▸ Work to do:
Transcribe the records below exactly as they appear, omitting any pictures.

[start Data rows]

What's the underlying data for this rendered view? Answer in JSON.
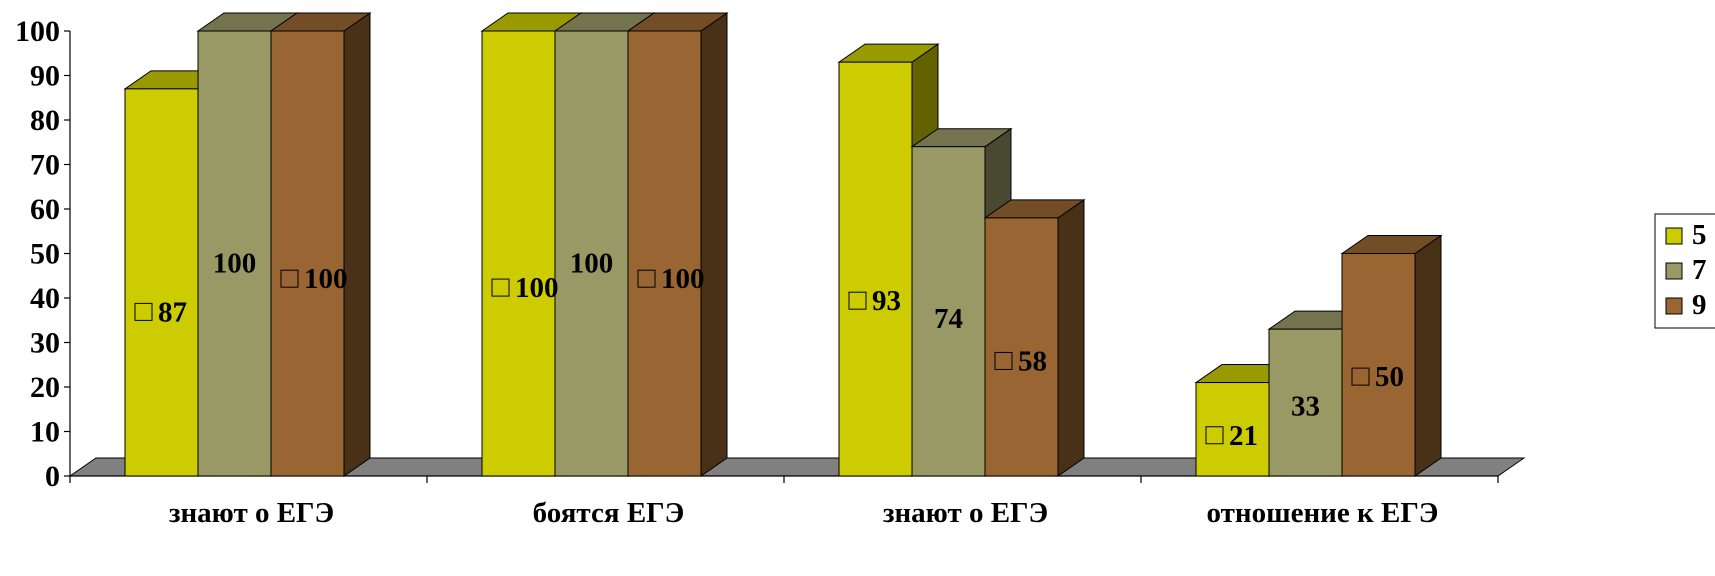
{
  "chart_data": {
    "type": "bar",
    "style": "3d-clustered-column",
    "title": "",
    "xlabel": "",
    "ylabel": "",
    "categories": [
      "знают о ЕГЭ",
      "боятся ЕГЭ",
      "знают о ЕГЭ",
      "отношение к ЕГЭ"
    ],
    "series": [
      {
        "name": "5",
        "values": [
          87,
          100,
          93,
          21
        ],
        "color": "#cccc00"
      },
      {
        "name": "7",
        "values": [
          100,
          100,
          74,
          33
        ],
        "color": "#999966"
      },
      {
        "name": "9",
        "values": [
          100,
          100,
          58,
          50
        ],
        "color": "#996633"
      }
    ],
    "ylim": [
      0,
      100
    ],
    "yticks": [
      0,
      10,
      20,
      30,
      40,
      50,
      60,
      70,
      80,
      90,
      100
    ],
    "grid": false,
    "legend_position": "right",
    "data_labels": true,
    "floor_color": "#808080"
  }
}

[end Data rows]

▸ Result below:
What's the underlying data for this rendered view? Answer in JSON.
{
  "chart_data": {
    "type": "bar",
    "style": "3d-clustered-column",
    "title": "",
    "xlabel": "",
    "ylabel": "",
    "categories": [
      "знают о ЕГЭ",
      "боятся ЕГЭ",
      "знают о ЕГЭ",
      "отношение к ЕГЭ"
    ],
    "series": [
      {
        "name": "5",
        "values": [
          87,
          100,
          93,
          21
        ],
        "color": "#cccc00"
      },
      {
        "name": "7",
        "values": [
          100,
          100,
          74,
          33
        ],
        "color": "#999966"
      },
      {
        "name": "9",
        "values": [
          100,
          100,
          58,
          50
        ],
        "color": "#996633"
      }
    ],
    "ylim": [
      0,
      100
    ],
    "yticks": [
      0,
      10,
      20,
      30,
      40,
      50,
      60,
      70,
      80,
      90,
      100
    ],
    "grid": false,
    "legend_position": "right",
    "data_labels": true,
    "floor_color": "#808080"
  }
}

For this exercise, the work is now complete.